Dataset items
+-------+

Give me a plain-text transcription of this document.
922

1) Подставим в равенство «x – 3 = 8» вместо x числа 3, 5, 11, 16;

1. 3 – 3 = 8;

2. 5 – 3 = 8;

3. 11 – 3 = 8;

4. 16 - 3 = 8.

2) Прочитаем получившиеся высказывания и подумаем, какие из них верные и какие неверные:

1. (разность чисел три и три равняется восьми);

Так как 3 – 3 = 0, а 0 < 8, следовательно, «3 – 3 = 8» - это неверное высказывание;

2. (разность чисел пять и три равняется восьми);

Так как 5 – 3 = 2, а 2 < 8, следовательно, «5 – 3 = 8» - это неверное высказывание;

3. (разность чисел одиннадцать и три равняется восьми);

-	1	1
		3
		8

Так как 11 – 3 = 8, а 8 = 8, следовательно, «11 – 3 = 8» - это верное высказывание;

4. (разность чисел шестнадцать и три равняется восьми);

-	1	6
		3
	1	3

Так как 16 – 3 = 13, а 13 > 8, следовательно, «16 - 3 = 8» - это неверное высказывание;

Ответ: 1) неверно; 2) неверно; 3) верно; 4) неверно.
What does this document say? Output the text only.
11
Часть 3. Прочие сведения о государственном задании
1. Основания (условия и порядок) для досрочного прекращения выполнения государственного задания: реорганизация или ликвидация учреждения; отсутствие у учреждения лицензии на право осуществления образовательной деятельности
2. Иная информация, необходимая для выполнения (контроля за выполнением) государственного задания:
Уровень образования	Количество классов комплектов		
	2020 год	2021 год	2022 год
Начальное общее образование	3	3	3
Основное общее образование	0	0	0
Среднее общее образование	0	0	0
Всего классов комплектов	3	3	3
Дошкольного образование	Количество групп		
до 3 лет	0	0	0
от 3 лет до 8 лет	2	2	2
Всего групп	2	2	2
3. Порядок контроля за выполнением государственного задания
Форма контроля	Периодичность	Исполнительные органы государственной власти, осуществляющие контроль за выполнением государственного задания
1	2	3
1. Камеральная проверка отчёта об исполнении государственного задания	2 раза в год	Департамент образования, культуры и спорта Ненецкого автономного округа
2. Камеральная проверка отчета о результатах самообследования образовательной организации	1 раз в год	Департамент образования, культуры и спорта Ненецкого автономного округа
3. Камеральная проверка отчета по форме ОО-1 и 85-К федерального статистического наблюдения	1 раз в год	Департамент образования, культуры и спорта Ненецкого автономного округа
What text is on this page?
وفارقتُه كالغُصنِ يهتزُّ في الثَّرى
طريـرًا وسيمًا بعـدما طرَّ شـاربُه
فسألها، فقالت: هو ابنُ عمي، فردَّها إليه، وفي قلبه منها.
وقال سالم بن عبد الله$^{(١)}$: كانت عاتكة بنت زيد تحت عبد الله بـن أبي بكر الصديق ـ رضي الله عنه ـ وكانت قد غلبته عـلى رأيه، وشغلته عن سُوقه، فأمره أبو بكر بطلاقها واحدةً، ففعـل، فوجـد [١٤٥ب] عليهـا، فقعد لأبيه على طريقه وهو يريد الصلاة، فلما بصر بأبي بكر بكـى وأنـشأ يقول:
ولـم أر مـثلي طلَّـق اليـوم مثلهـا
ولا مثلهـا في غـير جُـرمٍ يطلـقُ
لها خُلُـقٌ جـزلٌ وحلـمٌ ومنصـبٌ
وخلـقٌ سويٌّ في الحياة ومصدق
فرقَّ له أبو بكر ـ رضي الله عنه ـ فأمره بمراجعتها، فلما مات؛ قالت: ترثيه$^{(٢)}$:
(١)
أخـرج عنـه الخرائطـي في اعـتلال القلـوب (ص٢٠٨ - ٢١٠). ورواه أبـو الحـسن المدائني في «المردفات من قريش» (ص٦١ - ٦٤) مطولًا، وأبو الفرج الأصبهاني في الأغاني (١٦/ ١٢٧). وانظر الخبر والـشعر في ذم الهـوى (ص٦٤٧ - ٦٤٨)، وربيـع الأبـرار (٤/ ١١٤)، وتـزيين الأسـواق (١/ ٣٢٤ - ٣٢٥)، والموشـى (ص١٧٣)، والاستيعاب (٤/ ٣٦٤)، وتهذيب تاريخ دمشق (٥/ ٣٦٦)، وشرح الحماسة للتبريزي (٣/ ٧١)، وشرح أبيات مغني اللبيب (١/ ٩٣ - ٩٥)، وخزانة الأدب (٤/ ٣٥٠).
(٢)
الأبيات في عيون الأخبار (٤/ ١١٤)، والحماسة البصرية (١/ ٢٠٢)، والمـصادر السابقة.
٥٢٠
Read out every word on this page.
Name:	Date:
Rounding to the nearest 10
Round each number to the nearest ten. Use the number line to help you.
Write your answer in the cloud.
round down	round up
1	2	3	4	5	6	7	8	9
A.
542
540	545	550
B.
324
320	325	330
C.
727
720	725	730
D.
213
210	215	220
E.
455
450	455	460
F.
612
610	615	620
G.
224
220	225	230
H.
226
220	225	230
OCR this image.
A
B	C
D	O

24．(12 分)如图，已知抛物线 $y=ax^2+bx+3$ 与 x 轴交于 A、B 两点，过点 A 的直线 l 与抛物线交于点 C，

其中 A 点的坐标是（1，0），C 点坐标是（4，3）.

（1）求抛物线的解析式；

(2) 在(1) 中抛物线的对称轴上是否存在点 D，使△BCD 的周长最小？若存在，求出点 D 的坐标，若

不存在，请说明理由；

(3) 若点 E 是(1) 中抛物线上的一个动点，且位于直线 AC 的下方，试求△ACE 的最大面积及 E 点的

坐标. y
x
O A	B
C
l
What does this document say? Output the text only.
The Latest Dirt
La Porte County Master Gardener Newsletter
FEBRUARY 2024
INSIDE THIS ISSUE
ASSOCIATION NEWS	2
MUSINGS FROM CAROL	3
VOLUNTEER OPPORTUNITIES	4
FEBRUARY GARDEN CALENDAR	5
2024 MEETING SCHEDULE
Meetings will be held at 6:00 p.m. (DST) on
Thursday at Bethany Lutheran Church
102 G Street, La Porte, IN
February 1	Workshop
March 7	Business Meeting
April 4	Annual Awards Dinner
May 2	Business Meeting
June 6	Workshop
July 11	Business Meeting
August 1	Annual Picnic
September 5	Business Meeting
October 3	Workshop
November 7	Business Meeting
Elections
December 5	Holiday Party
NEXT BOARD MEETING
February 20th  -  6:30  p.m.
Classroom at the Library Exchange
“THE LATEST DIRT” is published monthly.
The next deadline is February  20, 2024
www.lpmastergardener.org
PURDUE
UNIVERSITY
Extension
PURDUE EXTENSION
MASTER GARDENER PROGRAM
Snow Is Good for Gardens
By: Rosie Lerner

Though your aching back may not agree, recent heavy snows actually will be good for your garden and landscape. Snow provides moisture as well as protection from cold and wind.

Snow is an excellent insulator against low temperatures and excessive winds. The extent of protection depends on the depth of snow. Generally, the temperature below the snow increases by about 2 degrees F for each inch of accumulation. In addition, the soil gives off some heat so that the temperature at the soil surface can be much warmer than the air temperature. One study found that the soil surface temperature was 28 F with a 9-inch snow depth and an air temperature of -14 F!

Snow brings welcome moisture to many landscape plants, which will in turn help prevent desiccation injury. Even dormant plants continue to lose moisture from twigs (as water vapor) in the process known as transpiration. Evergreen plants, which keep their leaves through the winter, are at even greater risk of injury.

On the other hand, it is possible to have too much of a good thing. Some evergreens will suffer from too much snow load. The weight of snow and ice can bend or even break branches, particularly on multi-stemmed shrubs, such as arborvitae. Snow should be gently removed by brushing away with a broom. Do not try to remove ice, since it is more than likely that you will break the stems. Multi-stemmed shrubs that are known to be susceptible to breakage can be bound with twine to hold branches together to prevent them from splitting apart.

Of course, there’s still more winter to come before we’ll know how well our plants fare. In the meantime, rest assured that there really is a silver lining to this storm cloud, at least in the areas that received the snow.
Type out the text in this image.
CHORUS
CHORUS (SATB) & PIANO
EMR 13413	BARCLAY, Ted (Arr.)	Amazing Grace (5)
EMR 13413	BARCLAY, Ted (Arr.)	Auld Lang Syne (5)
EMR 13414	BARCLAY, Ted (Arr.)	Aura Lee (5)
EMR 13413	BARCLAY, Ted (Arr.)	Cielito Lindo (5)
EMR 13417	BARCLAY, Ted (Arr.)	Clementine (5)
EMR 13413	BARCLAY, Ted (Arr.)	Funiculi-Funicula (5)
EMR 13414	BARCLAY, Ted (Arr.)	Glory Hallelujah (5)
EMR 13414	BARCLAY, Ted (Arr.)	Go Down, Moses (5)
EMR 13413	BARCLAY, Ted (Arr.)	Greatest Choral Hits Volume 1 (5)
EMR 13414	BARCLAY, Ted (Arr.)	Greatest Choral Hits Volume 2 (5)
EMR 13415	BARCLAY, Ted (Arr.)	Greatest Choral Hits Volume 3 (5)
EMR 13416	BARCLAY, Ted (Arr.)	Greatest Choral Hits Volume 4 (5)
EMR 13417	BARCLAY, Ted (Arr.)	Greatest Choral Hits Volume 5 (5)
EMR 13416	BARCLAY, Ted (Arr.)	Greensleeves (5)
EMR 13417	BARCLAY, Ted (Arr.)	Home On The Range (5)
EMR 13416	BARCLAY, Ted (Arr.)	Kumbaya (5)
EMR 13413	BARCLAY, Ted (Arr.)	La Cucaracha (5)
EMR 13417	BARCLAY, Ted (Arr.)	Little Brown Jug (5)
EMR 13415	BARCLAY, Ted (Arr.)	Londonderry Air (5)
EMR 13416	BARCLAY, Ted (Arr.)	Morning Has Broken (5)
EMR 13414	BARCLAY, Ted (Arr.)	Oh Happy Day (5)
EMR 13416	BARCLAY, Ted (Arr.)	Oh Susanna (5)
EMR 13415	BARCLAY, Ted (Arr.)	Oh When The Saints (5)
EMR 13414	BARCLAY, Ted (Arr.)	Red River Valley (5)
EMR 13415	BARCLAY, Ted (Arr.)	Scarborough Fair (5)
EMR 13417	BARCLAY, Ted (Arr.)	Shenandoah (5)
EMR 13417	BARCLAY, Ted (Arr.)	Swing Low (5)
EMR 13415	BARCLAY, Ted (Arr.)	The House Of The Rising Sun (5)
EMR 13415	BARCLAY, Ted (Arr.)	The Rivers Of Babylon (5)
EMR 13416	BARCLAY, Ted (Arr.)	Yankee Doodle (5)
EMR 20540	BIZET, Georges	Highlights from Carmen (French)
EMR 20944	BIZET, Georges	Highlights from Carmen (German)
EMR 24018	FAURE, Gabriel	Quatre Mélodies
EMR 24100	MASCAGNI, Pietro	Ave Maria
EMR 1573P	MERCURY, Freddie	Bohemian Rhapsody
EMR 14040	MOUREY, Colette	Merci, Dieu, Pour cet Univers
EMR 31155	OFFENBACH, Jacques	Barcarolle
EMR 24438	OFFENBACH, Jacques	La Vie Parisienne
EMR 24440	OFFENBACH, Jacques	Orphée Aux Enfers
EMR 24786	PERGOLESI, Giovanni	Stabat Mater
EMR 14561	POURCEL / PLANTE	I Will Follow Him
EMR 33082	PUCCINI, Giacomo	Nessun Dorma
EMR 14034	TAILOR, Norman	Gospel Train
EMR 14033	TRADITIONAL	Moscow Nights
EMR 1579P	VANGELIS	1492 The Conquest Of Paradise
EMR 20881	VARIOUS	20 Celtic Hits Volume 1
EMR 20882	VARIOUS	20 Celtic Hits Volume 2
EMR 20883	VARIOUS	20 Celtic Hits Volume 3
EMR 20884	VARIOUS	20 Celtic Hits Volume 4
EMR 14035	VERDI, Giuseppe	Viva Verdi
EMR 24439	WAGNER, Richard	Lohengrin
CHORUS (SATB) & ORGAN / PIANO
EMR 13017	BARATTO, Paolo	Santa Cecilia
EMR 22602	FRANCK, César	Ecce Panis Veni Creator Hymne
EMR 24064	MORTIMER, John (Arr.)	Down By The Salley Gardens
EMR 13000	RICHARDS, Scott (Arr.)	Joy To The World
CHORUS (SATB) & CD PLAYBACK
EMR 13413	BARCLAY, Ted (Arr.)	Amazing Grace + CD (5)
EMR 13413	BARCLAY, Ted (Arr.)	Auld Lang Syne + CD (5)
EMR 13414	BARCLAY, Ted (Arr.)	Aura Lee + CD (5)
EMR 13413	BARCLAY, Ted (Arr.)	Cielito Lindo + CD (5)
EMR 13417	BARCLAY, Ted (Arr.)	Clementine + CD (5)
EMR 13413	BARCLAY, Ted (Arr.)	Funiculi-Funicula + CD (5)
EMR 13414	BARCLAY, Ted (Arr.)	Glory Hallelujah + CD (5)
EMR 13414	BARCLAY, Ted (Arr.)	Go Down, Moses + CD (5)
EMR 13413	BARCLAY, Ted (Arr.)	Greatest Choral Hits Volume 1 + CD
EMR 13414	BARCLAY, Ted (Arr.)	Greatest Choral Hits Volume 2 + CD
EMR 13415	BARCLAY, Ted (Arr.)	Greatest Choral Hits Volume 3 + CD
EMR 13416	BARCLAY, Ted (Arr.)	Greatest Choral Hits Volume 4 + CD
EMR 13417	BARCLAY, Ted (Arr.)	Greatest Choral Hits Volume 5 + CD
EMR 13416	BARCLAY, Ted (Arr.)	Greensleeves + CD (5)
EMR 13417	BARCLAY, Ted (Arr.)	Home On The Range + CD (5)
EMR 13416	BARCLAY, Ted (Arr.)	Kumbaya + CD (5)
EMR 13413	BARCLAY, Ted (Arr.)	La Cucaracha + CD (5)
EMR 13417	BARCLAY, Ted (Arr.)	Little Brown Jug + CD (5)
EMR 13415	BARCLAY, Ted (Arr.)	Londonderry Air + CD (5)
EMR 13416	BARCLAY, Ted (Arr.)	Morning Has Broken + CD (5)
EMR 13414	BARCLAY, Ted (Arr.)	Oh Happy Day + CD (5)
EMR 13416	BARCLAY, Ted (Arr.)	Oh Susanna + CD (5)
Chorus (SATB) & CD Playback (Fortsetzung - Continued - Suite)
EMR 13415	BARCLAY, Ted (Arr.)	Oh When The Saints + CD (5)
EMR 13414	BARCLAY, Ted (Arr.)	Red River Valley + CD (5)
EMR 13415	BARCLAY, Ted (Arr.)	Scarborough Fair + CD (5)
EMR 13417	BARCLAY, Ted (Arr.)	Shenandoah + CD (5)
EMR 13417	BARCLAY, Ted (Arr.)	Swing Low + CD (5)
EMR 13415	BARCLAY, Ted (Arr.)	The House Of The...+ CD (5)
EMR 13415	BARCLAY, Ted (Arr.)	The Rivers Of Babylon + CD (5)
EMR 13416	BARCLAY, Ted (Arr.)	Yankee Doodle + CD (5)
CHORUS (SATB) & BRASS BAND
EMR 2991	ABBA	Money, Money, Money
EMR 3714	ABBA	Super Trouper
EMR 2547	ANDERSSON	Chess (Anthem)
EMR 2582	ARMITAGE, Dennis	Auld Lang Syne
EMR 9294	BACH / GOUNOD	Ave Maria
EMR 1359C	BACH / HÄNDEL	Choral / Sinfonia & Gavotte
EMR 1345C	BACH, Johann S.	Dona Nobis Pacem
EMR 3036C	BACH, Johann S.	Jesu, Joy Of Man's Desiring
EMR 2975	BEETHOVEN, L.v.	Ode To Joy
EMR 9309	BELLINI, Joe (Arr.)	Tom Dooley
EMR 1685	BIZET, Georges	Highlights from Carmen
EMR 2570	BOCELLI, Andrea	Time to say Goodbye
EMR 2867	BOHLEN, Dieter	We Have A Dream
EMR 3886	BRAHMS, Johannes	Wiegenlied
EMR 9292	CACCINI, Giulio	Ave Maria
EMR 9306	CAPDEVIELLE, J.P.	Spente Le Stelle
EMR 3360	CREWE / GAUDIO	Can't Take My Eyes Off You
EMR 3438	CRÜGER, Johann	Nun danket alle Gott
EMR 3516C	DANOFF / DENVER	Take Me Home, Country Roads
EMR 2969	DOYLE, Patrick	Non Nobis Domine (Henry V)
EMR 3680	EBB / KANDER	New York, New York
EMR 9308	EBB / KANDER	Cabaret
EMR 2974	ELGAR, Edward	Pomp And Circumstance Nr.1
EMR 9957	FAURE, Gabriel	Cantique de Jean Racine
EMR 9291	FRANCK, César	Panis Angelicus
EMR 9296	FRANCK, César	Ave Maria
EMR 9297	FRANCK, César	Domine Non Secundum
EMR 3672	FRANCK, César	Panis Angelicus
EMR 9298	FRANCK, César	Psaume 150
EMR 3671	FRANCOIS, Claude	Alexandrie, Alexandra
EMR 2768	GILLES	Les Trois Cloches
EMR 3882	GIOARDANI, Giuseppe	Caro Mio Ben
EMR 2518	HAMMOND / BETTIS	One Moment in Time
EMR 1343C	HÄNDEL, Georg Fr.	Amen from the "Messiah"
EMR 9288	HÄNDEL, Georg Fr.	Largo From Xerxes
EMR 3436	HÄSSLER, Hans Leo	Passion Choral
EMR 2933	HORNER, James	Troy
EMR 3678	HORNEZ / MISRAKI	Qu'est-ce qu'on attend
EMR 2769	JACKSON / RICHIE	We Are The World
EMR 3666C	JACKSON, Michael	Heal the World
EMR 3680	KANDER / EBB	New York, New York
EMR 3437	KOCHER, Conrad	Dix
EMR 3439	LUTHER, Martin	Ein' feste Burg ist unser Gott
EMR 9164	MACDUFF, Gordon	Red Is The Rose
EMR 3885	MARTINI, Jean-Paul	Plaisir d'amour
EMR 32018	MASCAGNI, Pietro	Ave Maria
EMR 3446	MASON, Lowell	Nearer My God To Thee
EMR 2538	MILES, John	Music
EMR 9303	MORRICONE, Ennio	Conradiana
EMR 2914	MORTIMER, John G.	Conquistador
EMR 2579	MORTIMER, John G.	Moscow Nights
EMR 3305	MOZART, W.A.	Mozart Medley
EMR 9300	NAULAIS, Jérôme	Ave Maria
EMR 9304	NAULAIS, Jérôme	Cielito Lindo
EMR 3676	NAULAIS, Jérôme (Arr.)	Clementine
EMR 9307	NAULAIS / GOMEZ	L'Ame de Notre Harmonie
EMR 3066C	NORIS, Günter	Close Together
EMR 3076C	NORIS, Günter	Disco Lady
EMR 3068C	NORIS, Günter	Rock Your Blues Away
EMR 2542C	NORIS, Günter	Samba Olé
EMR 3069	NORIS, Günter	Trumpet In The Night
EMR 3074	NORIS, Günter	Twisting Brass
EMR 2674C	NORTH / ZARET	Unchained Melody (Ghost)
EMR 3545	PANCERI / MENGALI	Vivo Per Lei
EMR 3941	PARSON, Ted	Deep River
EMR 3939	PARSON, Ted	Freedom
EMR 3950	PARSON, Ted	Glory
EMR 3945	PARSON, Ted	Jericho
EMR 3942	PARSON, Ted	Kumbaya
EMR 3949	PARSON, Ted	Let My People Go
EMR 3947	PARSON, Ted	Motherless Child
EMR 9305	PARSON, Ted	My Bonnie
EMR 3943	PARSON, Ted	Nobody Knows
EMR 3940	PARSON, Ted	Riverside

+-------+

Aim
Gather every line from the entries above where the word "Департамент" appears, and copy them.

Written response
1. Камеральная проверка отчёта об исполнении государственного задания	2 раза в год	Департамент образования, культуры и спорта Ненецкого автономного округа
2. Камеральная проверка отчета о результатах самообследования образовательной организации	1 раз в год	Департамент образования, культуры и спорта Ненецкого автономного округа
3. Камеральная проверка отчета по форме ОО-1 и 85-К федерального статистического наблюдения	1 раз в год	Департамент образования, культуры и спорта Ненецкого автономного округа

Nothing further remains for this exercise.